[A run of records]
· · · ·

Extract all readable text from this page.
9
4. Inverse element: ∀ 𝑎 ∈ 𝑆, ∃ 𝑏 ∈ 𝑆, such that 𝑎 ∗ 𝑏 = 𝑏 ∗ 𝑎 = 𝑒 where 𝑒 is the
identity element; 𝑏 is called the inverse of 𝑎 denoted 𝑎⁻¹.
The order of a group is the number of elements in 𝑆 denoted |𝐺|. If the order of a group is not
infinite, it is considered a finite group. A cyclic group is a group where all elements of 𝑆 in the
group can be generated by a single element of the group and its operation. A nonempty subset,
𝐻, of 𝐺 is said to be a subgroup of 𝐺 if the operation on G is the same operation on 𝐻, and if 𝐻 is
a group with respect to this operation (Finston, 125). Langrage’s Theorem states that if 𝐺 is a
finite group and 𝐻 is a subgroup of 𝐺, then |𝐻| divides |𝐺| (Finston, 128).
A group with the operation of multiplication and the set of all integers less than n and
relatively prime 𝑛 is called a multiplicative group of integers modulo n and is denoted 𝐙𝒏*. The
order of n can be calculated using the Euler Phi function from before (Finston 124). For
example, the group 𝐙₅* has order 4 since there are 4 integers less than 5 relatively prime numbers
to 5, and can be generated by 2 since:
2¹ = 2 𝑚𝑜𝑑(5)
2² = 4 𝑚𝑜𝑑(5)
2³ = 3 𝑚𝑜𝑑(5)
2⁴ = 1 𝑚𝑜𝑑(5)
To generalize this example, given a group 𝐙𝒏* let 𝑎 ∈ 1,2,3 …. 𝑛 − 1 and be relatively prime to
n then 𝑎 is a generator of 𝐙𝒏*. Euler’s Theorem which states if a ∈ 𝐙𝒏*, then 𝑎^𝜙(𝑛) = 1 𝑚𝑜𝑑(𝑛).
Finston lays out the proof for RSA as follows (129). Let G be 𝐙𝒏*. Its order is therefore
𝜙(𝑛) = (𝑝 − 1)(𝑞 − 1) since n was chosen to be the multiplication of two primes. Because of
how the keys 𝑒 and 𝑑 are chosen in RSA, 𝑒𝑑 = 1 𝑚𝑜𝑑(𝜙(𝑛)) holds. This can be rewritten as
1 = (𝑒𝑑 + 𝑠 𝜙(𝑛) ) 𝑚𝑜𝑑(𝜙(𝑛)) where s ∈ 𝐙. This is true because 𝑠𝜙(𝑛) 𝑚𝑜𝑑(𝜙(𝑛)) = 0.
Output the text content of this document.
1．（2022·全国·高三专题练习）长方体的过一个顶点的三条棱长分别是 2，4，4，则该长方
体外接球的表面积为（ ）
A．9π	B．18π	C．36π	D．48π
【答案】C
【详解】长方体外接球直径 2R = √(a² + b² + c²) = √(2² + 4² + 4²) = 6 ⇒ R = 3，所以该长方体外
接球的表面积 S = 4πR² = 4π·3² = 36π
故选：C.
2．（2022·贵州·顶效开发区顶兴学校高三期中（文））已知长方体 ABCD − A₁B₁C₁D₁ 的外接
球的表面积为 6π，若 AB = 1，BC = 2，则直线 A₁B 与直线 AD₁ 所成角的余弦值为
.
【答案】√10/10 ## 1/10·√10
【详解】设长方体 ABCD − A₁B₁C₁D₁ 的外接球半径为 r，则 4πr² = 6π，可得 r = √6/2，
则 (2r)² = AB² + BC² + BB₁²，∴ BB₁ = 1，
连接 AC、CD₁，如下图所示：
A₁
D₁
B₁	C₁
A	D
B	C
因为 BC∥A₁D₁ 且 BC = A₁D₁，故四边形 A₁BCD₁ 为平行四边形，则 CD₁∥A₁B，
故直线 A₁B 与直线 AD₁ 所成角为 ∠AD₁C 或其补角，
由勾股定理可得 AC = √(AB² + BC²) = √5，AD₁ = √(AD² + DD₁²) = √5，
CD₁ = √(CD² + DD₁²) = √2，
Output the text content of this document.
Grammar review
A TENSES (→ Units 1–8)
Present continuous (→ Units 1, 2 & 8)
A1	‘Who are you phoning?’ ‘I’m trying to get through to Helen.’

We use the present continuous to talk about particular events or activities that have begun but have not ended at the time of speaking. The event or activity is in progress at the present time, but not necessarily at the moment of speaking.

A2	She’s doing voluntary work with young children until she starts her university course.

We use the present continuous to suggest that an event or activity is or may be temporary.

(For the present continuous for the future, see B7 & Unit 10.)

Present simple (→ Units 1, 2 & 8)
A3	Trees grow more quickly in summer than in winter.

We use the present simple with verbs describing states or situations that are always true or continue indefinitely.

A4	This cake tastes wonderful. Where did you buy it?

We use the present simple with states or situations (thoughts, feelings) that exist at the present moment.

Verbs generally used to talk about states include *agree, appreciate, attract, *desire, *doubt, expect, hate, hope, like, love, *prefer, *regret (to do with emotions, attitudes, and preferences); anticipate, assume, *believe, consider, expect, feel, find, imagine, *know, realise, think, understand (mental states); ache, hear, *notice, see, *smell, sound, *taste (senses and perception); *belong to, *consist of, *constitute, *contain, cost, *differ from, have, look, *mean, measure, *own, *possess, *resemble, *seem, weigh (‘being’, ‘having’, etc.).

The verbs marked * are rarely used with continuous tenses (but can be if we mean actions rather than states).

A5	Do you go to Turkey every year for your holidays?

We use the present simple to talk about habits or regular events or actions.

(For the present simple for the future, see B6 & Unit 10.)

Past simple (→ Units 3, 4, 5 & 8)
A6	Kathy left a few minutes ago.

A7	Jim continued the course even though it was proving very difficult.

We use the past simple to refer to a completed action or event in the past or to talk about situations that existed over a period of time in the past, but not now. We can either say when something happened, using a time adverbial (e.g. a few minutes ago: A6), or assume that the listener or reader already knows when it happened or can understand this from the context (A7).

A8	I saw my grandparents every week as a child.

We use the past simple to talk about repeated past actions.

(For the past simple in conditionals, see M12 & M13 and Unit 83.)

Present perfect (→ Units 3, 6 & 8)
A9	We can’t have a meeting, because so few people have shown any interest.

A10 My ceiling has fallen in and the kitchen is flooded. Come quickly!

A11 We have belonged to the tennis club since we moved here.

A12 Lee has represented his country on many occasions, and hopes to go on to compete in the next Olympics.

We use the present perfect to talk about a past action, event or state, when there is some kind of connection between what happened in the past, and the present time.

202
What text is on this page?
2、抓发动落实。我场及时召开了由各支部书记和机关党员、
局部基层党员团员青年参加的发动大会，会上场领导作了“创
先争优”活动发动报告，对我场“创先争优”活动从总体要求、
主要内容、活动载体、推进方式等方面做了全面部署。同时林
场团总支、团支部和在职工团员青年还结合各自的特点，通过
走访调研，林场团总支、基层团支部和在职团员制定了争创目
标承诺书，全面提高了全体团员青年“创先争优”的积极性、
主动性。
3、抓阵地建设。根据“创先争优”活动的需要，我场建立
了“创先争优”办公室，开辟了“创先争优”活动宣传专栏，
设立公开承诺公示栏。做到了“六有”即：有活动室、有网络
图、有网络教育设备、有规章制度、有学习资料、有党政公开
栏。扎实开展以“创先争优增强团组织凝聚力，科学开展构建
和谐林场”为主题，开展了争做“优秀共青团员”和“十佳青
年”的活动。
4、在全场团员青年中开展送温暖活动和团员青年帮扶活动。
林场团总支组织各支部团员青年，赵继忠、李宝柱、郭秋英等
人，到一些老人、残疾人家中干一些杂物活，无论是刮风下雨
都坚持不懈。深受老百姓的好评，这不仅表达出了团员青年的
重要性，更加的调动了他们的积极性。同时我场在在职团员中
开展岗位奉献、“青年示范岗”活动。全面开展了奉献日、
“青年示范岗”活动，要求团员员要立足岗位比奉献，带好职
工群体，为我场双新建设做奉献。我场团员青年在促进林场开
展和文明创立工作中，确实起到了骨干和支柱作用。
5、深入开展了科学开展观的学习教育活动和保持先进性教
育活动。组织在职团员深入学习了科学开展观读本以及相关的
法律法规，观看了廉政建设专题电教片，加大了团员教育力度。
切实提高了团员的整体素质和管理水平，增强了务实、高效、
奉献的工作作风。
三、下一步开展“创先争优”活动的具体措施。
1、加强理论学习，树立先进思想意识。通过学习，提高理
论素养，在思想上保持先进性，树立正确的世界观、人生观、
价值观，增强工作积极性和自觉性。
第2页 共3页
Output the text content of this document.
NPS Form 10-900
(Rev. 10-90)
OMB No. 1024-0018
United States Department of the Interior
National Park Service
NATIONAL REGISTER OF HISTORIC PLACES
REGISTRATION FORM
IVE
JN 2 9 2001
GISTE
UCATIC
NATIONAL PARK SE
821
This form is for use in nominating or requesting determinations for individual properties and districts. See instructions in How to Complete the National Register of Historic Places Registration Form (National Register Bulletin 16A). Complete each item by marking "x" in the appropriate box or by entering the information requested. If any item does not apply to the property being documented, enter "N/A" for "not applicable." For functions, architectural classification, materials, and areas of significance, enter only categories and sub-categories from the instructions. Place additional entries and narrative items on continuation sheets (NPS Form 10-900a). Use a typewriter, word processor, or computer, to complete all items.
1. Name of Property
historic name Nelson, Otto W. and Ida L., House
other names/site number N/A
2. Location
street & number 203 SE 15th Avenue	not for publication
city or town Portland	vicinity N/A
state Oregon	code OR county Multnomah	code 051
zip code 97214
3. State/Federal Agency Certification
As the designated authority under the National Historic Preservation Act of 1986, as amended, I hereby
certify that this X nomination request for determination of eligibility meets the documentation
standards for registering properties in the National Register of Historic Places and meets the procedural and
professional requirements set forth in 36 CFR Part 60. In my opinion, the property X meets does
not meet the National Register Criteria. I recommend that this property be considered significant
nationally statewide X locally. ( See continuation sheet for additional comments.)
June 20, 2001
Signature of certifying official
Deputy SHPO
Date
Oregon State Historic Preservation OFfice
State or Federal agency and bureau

· · · ·

TASK DETAILS => Which lines hold the word "properties"? Return all of them from the records above.

EXERCISE ANSWER =>
This form is for use in nominating or requesting determinations for individual properties and districts. See instructions in How to Complete the National Register of Historic Places Registration Form (National Register Bulletin 16A). Complete each item by marking "x" in the appropriate box or by entering the information requested. If any item does not apply to the property being documented, enter "N/A" for "not applicable." For functions, architectural classification, materials, and areas of significance, enter only categories and sub-categories from the instructions. Place additional entries and narrative items on continuation sheets (NPS Form 10-900a). Use a typewriter, word processor, or computer, to complete all items.
standards for registering properties in the National Register of Historic Places and meets the procedural and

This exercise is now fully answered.